**Material:**
===
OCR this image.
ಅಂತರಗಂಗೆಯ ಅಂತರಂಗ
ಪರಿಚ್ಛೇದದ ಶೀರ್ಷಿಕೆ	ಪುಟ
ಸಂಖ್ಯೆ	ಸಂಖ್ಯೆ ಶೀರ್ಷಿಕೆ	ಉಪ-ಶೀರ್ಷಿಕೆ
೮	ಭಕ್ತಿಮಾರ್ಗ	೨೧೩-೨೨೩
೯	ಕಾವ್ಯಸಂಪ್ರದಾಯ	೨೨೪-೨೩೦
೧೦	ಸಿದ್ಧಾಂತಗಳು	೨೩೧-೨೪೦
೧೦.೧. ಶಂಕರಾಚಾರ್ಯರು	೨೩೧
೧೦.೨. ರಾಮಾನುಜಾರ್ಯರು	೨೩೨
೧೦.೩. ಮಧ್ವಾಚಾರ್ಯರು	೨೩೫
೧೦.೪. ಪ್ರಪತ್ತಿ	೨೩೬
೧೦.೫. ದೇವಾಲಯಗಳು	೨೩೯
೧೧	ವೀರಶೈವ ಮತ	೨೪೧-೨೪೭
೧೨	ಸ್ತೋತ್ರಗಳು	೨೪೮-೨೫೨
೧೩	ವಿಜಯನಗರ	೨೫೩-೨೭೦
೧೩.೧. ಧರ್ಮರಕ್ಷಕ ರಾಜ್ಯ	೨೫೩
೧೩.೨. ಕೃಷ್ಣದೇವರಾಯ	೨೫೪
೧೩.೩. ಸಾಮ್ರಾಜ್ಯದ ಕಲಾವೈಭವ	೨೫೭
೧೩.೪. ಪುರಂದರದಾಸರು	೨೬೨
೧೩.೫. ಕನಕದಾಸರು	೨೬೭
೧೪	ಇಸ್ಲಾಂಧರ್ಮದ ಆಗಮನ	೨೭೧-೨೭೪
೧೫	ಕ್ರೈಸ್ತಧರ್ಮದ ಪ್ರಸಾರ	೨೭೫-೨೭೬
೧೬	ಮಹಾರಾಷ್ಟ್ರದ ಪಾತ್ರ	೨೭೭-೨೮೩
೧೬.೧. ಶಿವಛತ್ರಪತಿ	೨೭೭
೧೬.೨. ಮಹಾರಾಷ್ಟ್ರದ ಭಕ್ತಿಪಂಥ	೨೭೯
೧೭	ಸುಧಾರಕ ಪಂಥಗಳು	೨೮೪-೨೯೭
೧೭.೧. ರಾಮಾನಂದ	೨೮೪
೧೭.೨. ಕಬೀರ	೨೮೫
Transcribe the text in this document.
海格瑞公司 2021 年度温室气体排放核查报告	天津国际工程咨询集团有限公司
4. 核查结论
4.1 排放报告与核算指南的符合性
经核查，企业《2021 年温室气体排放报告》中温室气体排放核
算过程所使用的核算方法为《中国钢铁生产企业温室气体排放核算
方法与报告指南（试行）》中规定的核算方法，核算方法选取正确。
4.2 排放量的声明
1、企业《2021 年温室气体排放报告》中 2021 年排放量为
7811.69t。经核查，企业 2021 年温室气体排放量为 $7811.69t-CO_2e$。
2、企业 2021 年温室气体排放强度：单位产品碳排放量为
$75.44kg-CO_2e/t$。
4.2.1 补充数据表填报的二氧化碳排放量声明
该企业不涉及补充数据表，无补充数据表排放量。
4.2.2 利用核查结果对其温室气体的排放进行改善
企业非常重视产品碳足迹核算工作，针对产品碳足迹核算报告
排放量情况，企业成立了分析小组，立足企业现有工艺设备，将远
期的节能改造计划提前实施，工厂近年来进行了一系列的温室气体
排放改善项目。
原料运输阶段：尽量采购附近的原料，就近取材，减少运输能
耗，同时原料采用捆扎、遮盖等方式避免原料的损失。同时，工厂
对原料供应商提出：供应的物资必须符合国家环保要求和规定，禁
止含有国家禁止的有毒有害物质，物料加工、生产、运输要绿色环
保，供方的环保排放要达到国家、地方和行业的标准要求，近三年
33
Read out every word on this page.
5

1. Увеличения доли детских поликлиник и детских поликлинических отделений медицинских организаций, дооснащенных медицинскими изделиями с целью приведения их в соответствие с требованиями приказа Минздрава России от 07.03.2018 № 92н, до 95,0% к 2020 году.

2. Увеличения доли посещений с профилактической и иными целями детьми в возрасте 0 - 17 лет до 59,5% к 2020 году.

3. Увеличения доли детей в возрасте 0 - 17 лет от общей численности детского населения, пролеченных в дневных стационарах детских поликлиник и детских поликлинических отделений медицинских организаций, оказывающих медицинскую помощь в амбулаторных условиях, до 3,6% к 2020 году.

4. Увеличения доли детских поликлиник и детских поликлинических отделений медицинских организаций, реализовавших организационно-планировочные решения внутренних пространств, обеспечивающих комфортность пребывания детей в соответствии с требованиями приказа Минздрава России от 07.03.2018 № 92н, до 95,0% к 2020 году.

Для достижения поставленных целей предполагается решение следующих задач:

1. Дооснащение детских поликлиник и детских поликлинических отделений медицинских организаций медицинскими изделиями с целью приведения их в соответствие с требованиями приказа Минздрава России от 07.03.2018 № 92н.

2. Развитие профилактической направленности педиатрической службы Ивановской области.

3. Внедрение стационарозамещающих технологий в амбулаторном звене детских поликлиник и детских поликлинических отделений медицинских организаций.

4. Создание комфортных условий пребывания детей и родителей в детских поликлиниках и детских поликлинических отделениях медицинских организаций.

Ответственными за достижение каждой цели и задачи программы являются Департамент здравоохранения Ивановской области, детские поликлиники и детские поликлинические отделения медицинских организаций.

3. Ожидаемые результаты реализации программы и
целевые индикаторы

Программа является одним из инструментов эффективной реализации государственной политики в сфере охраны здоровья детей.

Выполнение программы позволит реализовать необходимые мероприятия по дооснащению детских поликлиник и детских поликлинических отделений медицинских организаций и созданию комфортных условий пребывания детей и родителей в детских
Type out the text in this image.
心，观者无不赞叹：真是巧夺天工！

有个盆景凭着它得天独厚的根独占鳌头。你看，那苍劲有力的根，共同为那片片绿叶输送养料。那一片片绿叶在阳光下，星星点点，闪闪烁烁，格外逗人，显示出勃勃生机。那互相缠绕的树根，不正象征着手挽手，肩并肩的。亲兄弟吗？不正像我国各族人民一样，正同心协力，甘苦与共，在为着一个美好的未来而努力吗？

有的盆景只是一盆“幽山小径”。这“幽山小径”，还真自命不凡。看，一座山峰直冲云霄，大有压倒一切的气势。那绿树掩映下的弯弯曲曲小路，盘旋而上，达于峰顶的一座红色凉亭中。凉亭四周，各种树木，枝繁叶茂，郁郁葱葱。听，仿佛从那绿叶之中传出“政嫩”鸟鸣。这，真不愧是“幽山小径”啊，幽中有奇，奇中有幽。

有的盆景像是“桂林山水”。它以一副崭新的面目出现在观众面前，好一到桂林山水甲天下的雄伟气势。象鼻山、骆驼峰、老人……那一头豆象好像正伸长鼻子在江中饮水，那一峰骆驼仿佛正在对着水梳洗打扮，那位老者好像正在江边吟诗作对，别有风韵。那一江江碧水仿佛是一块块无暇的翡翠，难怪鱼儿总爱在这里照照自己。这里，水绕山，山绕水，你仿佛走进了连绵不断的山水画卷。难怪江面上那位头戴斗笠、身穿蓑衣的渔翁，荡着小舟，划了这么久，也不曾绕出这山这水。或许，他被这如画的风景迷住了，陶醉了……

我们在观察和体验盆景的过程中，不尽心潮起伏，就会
===
**Task directions:**
Give back, unchanged, every line from the one with "Type out the text in this image." to the end of the entries above.

**Task answer:**
Type out the text in this image.
心，观者无不赞叹：真是巧夺天工！

有个盆景凭着它得天独厚的根独占鳌头。你看，那苍劲有力的根，共同为那片片绿叶输送养料。那一片片绿叶在阳光下，星星点点，闪闪烁烁，格外逗人，显示出勃勃生机。那互相缠绕的树根，不正象征着手挽手，肩并肩的。亲兄弟吗？不正像我国各族人民一样，正同心协力，甘苦与共，在为着一个美好的未来而努力吗？

有的盆景只是一盆“幽山小径”。这“幽山小径”，还真自命不凡。看，一座山峰直冲云霄，大有压倒一切的气势。那绿树掩映下的弯弯曲曲小路，盘旋而上，达于峰顶的一座红色凉亭中。凉亭四周，各种树木，枝繁叶茂，郁郁葱葱。听，仿佛从那绿叶之中传出“政嫩”鸟鸣。这，真不愧是“幽山小径”啊，幽中有奇，奇中有幽。

有的盆景像是“桂林山水”。它以一副崭新的面目出现在观众面前，好一到桂林山水甲天下的雄伟气势。象鼻山、骆驼峰、老人……那一头豆象好像正伸长鼻子在江中饮水，那一峰骆驼仿佛正在对着水梳洗打扮，那位老者好像正在江边吟诗作对，别有风韵。那一江江碧水仿佛是一块块无暇的翡翠，难怪鱼儿总爱在这里照照自己。这里，水绕山，山绕水，你仿佛走进了连绵不断的山水画卷。难怪江面上那位头戴斗笠、身穿蓑衣的渔翁，荡着小舟，划了这么久，也不曾绕出这山这水。或许，他被这如画的风景迷住了，陶醉了……

我们在观察和体验盆景的过程中，不尽心潮起伏，就会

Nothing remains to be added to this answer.